[Data for this exercise]
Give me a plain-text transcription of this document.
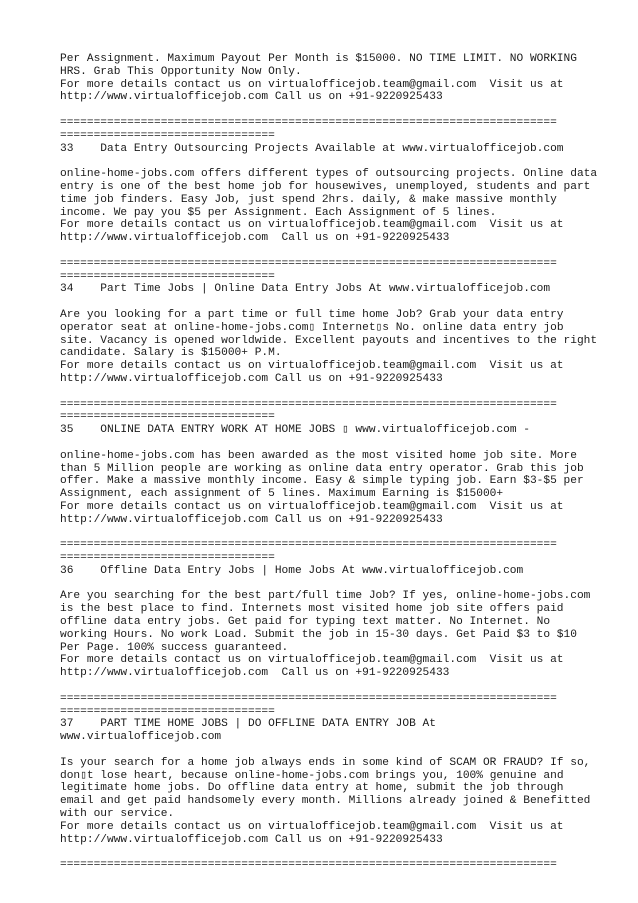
Per Assignment. Maximum Payout Per Month is $15000. NO TIME LIMIT. NO WORKING
HRS. Grab This Opportunity Now Only.
For more details contact us on virtualofficejob.team@gmail.com  Visit us at
http://www.virtualofficejob.com Call us on +91-9220925433
==========================================================================
================================
33    Data Entry Outsourcing Projects Available at www.virtualofficejob.com
online-home-jobs.com offers different types of outsourcing projects. Online data
entry is one of the best home job for housewives, unemployed, students and part
time job finders. Easy Job, just spend 2hrs. daily, & make massive monthly
income. We pay you $5 per Assignment. Each Assignment of 5 lines.
For more details contact us on virtualofficejob.team@gmail.com  Visit us at
http://www.virtualofficejob.com  Call us on +91-9220925433
==========================================================================
================================
34    Part Time Jobs | Online Data Entry Jobs At www.virtualofficejob.com
Are you looking for a part time or full time home Job? Grab your data entry
operator seat at online-home-jobs.com▯ Internet▯s No. online data entry job
site. Vacancy is opened worldwide. Excellent payouts and incentives to the right
candidate. Salary is $15000+ P.M.
For more details contact us on virtualofficejob.team@gmail.com  Visit us at
http://www.virtualofficejob.com Call us on +91-9220925433
==========================================================================
================================
35    ONLINE DATA ENTRY WORK AT HOME JOBS ▯ www.virtualofficejob.com -
online-home-jobs.com has been awarded as the most visited home job site. More
than 5 Million people are working as online data entry operator. Grab this job
offer. Make a massive monthly income. Easy & simple typing job. Earn $3-$5 per
Assignment, each assignment of 5 lines. Maximum Earning is $15000+
For more details contact us on virtualofficejob.team@gmail.com  Visit us at
http://www.virtualofficejob.com Call us on +91-9220925433
==========================================================================
================================
36    Offline Data Entry Jobs | Home Jobs At www.virtualofficejob.com
Are you searching for the best part/full time Job? If yes, online-home-jobs.com
is the best place to find. Internets most visited home job site offers paid
offline data entry jobs. Get paid for typing text matter. No Internet. No
working Hours. No work Load. Submit the job in 15-30 days. Get Paid $3 to $10
Per Page. 100% success guaranteed.
For more details contact us on virtualofficejob.team@gmail.com  Visit us at
http://www.virtualofficejob.com  Call us on +91-9220925433
==========================================================================
================================
37    PART TIME HOME JOBS | DO OFFLINE DATA ENTRY JOB At
www.virtualofficejob.com
Is your search for a home job always ends in some kind of SCAM OR FRAUD? If so,
don▯t lose heart, because online-home-jobs.com brings you, 100% genuine and
legitimate home jobs. Do offline data entry at home, submit the job through
email and get paid handsomely every month. Millions already joined & Benefitted
with our service.
For more details contact us on virtualofficejob.team@gmail.com  Visit us at
http://www.virtualofficejob.com Call us on +91-9220925433
==========================================================================
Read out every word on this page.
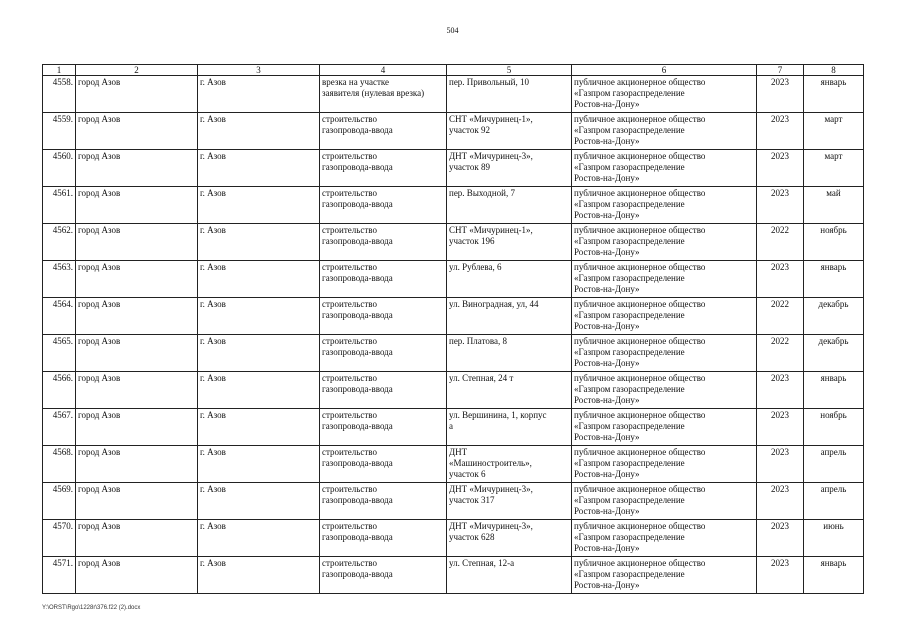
504
1	2	3	4	5	6	7	8
4558.	город Азов	г. Азов	врезка на участке
заявителя (нулевая врезка)	пер. Привольный, 10	публичное акционерное общество
«Газпром газораспределение
Ростов-на-Дону»	2023	январь
4559.	город Азов	г. Азов	строительство
газопровода-ввода	СНТ «Мичуринец-1»,
участок 92	публичное акционерное общество
«Газпром газораспределение
Ростов-на-Дону»	2023	март
4560.	город Азов	г. Азов	строительство
газопровода-ввода	ДНТ «Мичуринец-3»,
участок 89	публичное акционерное общество
«Газпром газораспределение
Ростов-на-Дону»	2023	март
4561.	город Азов	г. Азов	строительство
газопровода-ввода	пер. Выходной, 7	публичное акционерное общество
«Газпром газораспределение
Ростов-на-Дону»	2023	май
4562.	город Азов	г. Азов	строительство
газопровода-ввода	СНТ «Мичуринец-1»,
участок 196	публичное акционерное общество
«Газпром газораспределение
Ростов-на-Дону»	2022	ноябрь
4563.	город Азов	г. Азов	строительство
газопровода-ввода	ул. Рублева, 6	публичное акционерное общество
«Газпром газораспределение
Ростов-на-Дону»	2023	январь
4564.	город Азов	г. Азов	строительство
газопровода-ввода	ул. Виноградная, ул, 44	публичное акционерное общество
«Газпром газораспределение
Ростов-на-Дону»	2022	декабрь
4565.	город Азов	г. Азов	строительство
газопровода-ввода	пер. Платова, 8	публичное акционерное общество
«Газпром газораспределение
Ростов-на-Дону»	2022	декабрь
4566.	город Азов	г. Азов	строительство
газопровода-ввода	ул. Степная, 24 т	публичное акционерное общество
«Газпром газораспределение
Ростов-на-Дону»	2023	январь
4567.	город Азов	г. Азов	строительство
газопровода-ввода	ул. Вершинина, 1, корпус
а	публичное акционерное общество
«Газпром газораспределение
Ростов-на-Дону»	2023	ноябрь
4568.	город Азов	г. Азов	строительство
газопровода-ввода	ДНТ
«Машиностроитель»,
участок 6	публичное акционерное общество
«Газпром газораспределение
Ростов-на-Дону»	2023	апрель
4569.	город Азов	г. Азов	строительство
газопровода-ввода	ДНТ «Мичуринец-3»,
участок 317	публичное акционерное общество
«Газпром газораспределение
Ростов-на-Дону»	2023	апрель
4570.	город Азов	г. Азов	строительство
газопровода-ввода	ДНТ «Мичуринец-3»,
участок 628	публичное акционерное общество
«Газпром газораспределение
Ростов-на-Дону»	2023	июнь
4571.	город Азов	г. Азов	строительство
газопровода-ввода	ул. Степная, 12-а	публичное акционерное общество
«Газпром газораспределение
Ростов-на-Дону»	2023	январь
Y:\ORST\Rgo\1228r\376.f22 (2).docx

[To be done] Tell how many lines include "most". The number is the whole answer.

[Task answer] 2